WHAT YOU NEED TO DO:
In your copy, leave out the pictures; write out all the data exactly.

DATA RECORDS:
=====

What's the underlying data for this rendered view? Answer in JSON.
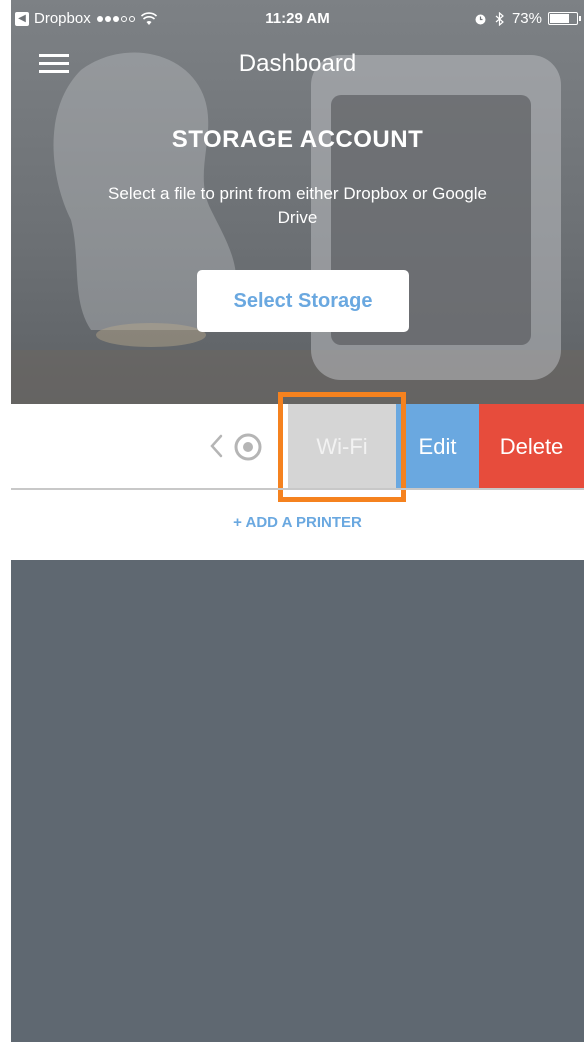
{
  "status_bar": {
    "back_app": "Dropbox",
    "time": "11:29 AM",
    "battery": "73%",
    "battery_level": 0.73,
    "signal_bars_filled": 3,
    "signal_bars_total": 5
  },
  "nav": {
    "title": "Dashboard",
    "menu_icon": "hamburger-menu-icon"
  },
  "hero": {
    "title": "STORAGE ACCOUNT",
    "subtitle": "Select a file to print from either Dropbox or Google Drive",
    "button_label": "Select Storage"
  },
  "printer_row": {
    "actions": {
      "wifi_label": "Wi-Fi",
      "edit_label": "Edit",
      "delete_label": "Delete"
    }
  },
  "add_printer_label": "+ ADD A PRINTER",
  "colors": {
    "accent_blue": "#6aa8e0",
    "delete_red": "#e74c3c",
    "highlight_orange": "#f5821f",
    "panel_gray": "#5f6871"
  }
}
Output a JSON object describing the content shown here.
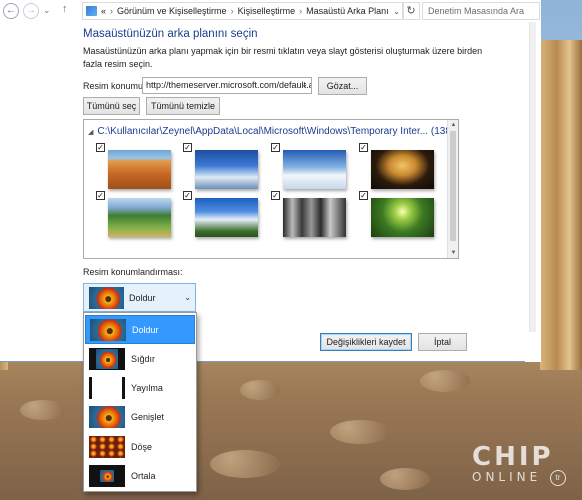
{
  "nav": {
    "back_icon": "back-arrow-icon",
    "forward_icon": "forward-arrow-icon",
    "history_icon": "chevron-down-icon",
    "up_icon": "up-arrow-icon",
    "overflow": "«",
    "breadcrumbs": [
      "Görünüm ve Kişiselleştirme",
      "Kişiselleştirme",
      "Masaüstü Arka Planı"
    ],
    "search_placeholder": "Denetim Masasında Ara"
  },
  "page": {
    "title": "Masaüstünüzün arka planını seçin",
    "description": "Masaüstünüzün arka planı yapmak için bir resmi tıklatın veya slayt gösterisi oluşturmak üzere birden fazla resim seçin.",
    "location_label": "Resim konumu:",
    "location_value": "http://themeserver.microsoft.com/default.a",
    "browse_button": "Gözat...",
    "select_all_button": "Tümünü seç",
    "clear_all_button": "Tümünü temizle"
  },
  "gallery": {
    "path_header": "C:\\Kullanıcılar\\Zeynel\\AppData\\Local\\Microsoft\\Windows\\Temporary Inter...",
    "count": "(138)",
    "items": [
      {
        "name": "desert-dunes",
        "checked": true
      },
      {
        "name": "snowy-forest",
        "checked": true
      },
      {
        "name": "snowy-mountain",
        "checked": true
      },
      {
        "name": "stone-arches",
        "checked": true
      },
      {
        "name": "green-valley",
        "checked": true
      },
      {
        "name": "cloudy-hills",
        "checked": true
      },
      {
        "name": "bw-forest",
        "checked": true
      },
      {
        "name": "sunny-forest",
        "checked": true
      }
    ]
  },
  "position": {
    "label": "Resim konumlandırması:",
    "selected": "Doldur",
    "options": [
      "Doldur",
      "Sığdır",
      "Yayılma",
      "Genişlet",
      "Döşe",
      "Ortala"
    ]
  },
  "footer": {
    "save_button": "Değişiklikleri kaydet",
    "cancel_button": "İptal"
  },
  "watermark": {
    "brand": "CHIP",
    "sub": "ONLINE",
    "tld": "tr"
  },
  "colors": {
    "link_title": "#1b3d8f",
    "selection": "#3399ff"
  }
}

=====

THE COMPLETED TASK:
What's the underlying data for this rendered view? Answer in JSON.
{
  "status_bar": {
    "back_app": "Dropbox",
    "time": "11:29 AM",
    "battery": "73%",
    "battery_level": 0.73,
    "signal_bars_filled": 3,
    "signal_bars_total": 5
  },
  "nav": {
    "title": "Dashboard",
    "menu_icon": "hamburger-menu-icon"
  },
  "hero": {
    "title": "STORAGE ACCOUNT",
    "subtitle": "Select a file to print from either Dropbox or Google Drive",
    "button_label": "Select Storage"
  },
  "printer_row": {
    "actions": {
      "wifi_label": "Wi-Fi",
      "edit_label": "Edit",
      "delete_label": "Delete"
    }
  },
  "add_printer_label": "+ ADD A PRINTER",
  "colors": {
    "accent_blue": "#6aa8e0",
    "delete_red": "#e74c3c",
    "highlight_orange": "#f5821f",
    "panel_gray": "#5f6871"
  }
}
Output a JSON object describing the content shown here.
{
  "nav": {
    "back_icon": "back-arrow-icon",
    "forward_icon": "forward-arrow-icon",
    "history_icon": "chevron-down-icon",
    "up_icon": "up-arrow-icon",
    "overflow": "«",
    "breadcrumbs": [
      "Görünüm ve Kişiselleştirme",
      "Kişiselleştirme",
      "Masaüstü Arka Planı"
    ],
    "search_placeholder": "Denetim Masasında Ara"
  },
  "page": {
    "title": "Masaüstünüzün arka planını seçin",
    "description": "Masaüstünüzün arka planı yapmak için bir resmi tıklatın veya slayt gösterisi oluşturmak üzere birden fazla resim seçin.",
    "location_label": "Resim konumu:",
    "location_value": "http://themeserver.microsoft.com/default.a",
    "browse_button": "Gözat...",
    "select_all_button": "Tümünü seç",
    "clear_all_button": "Tümünü temizle"
  },
  "gallery": {
    "path_header": "C:\\Kullanıcılar\\Zeynel\\AppData\\Local\\Microsoft\\Windows\\Temporary Inter...",
    "count": "(138)",
    "items": [
      {
        "name": "desert-dunes",
        "checked": true
      },
      {
        "name": "snowy-forest",
        "checked": true
      },
      {
        "name": "snowy-mountain",
        "checked": true
      },
      {
        "name": "stone-arches",
        "checked": true
      },
      {
        "name": "green-valley",
        "checked": true
      },
      {
        "name": "cloudy-hills",
        "checked": true
      },
      {
        "name": "bw-forest",
        "checked": true
      },
      {
        "name": "sunny-forest",
        "checked": true
      }
    ]
  },
  "position": {
    "label": "Resim konumlandırması:",
    "selected": "Doldur",
    "options": [
      "Doldur",
      "Sığdır",
      "Yayılma",
      "Genişlet",
      "Döşe",
      "Ortala"
    ]
  },
  "footer": {
    "save_button": "Değişiklikleri kaydet",
    "cancel_button": "İptal"
  },
  "watermark": {
    "brand": "CHIP",
    "sub": "ONLINE",
    "tld": "tr"
  },
  "colors": {
    "link_title": "#1b3d8f",
    "selection": "#3399ff"
  }
}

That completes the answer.